#### Records to use:

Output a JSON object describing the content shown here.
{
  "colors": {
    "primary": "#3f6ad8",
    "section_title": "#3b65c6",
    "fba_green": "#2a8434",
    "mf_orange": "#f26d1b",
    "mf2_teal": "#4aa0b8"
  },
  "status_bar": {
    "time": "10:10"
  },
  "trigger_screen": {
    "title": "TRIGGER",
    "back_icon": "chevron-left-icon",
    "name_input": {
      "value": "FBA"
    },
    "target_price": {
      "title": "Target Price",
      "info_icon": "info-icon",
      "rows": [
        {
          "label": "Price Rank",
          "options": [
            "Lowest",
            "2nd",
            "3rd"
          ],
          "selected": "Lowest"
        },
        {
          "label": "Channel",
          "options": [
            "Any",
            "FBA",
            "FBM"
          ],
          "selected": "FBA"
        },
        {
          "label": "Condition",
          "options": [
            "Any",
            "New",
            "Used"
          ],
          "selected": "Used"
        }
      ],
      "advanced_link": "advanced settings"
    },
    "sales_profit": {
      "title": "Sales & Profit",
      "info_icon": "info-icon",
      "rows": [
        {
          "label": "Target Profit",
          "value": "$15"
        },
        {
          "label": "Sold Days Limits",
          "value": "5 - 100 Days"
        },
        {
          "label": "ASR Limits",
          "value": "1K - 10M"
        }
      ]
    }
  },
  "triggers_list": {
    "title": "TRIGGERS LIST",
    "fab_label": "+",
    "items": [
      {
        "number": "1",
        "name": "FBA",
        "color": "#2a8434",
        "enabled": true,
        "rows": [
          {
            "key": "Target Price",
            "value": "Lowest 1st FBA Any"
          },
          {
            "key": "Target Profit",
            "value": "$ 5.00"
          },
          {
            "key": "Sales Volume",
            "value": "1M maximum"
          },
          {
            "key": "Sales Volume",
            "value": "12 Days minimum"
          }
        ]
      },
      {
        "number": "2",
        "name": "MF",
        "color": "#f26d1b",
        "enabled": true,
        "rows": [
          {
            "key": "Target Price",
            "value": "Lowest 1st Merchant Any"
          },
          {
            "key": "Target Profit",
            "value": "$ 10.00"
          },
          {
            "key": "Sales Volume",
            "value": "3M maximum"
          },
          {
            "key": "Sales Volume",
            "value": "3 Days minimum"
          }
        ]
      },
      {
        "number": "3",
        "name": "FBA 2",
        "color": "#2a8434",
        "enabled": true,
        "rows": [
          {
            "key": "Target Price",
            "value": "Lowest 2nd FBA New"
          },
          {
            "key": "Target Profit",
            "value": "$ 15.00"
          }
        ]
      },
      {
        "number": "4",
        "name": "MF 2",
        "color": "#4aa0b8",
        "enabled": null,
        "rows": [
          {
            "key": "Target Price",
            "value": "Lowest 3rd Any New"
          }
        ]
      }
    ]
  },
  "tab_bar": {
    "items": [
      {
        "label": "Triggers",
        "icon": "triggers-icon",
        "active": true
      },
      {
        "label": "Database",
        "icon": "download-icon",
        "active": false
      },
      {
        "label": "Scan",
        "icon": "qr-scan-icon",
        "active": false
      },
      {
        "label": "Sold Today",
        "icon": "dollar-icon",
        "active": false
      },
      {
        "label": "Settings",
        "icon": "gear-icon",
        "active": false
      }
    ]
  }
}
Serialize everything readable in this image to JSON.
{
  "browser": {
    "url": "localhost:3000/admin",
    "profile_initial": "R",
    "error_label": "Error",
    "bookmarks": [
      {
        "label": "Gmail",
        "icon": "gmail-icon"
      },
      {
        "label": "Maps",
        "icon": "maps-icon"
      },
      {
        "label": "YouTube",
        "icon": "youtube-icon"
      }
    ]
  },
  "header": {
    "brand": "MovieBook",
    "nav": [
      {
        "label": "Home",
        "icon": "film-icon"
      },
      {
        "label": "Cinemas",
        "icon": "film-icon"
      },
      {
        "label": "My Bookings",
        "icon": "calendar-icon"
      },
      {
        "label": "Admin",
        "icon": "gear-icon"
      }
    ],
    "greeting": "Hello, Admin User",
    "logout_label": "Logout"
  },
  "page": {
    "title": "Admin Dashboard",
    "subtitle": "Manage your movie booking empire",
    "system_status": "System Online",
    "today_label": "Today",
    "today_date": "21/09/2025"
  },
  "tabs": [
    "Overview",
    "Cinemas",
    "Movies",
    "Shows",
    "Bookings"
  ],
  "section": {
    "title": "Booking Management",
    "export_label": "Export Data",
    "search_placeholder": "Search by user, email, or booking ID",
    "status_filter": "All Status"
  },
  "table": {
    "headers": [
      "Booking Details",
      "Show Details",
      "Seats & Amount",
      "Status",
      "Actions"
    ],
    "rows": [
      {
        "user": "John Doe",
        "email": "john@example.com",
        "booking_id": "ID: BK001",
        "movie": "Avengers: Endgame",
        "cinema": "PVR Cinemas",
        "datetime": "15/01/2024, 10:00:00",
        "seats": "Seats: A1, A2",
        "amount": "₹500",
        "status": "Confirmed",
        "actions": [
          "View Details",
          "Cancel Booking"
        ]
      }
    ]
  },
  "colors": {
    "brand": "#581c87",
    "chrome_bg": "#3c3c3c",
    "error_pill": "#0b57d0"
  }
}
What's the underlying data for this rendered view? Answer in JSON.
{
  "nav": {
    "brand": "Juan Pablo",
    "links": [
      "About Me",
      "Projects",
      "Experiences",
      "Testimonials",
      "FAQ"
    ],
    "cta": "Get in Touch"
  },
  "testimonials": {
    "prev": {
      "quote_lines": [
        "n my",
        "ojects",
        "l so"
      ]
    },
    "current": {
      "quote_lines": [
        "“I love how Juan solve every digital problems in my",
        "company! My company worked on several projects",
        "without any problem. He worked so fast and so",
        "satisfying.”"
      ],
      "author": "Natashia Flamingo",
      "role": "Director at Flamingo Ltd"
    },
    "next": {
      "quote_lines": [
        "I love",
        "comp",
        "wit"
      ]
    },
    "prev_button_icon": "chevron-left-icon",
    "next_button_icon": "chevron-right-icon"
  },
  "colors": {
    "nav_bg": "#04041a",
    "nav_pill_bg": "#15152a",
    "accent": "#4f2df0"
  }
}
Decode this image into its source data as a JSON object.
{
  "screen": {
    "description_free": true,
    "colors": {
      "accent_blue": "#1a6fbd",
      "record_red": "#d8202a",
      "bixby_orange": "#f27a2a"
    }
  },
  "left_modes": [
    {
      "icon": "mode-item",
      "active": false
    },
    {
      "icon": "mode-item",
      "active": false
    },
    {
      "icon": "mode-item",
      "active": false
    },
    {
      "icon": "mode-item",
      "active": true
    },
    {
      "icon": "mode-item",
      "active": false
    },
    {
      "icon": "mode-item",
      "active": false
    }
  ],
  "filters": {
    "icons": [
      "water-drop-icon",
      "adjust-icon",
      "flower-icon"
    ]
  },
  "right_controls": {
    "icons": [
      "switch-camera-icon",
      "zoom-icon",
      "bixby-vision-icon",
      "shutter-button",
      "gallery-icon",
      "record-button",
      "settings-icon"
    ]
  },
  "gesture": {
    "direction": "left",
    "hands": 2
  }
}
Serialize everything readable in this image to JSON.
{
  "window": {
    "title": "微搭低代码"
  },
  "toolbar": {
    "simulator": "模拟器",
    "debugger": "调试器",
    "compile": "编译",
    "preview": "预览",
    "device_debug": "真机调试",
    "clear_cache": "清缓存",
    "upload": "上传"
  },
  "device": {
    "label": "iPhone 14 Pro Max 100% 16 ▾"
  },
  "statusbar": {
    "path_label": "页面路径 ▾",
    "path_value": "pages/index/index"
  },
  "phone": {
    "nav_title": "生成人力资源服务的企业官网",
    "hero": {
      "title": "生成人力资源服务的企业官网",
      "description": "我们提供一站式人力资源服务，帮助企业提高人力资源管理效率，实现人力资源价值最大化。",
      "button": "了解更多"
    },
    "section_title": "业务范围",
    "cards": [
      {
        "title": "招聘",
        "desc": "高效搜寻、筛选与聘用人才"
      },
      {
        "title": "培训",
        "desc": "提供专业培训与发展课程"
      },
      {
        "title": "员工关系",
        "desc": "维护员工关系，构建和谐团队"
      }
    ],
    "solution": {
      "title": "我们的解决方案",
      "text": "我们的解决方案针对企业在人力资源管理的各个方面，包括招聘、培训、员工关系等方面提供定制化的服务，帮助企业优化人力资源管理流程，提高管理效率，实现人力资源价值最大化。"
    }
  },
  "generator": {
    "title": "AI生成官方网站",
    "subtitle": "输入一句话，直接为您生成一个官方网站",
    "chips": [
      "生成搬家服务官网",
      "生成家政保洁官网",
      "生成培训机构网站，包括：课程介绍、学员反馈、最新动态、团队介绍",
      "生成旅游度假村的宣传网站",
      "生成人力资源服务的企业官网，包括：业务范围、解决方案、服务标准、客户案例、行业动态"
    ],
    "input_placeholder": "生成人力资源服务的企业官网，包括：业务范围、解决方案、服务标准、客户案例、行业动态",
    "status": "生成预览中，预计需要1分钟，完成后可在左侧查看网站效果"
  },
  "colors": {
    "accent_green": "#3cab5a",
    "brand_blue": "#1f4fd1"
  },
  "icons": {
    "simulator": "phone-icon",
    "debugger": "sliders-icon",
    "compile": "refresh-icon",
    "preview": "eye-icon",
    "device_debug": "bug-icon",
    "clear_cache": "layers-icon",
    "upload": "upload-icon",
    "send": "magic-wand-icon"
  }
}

#### Aim of the task:
Track down all lines above with the string "生成人力资源服务的企业官网" and copy them.

#### Correct answer:
    "nav_title": "生成人力资源服务的企业官网",
      "title": "生成人力资源服务的企业官网",
      "生成人力资源服务的企业官网，包括：业务范围、解决方案、服务标准、客户案例、行业动态"
    "input_placeholder": "生成人力资源服务的企业官网，包括：业务范围、解决方案、服务标准、客户案例、行业动态",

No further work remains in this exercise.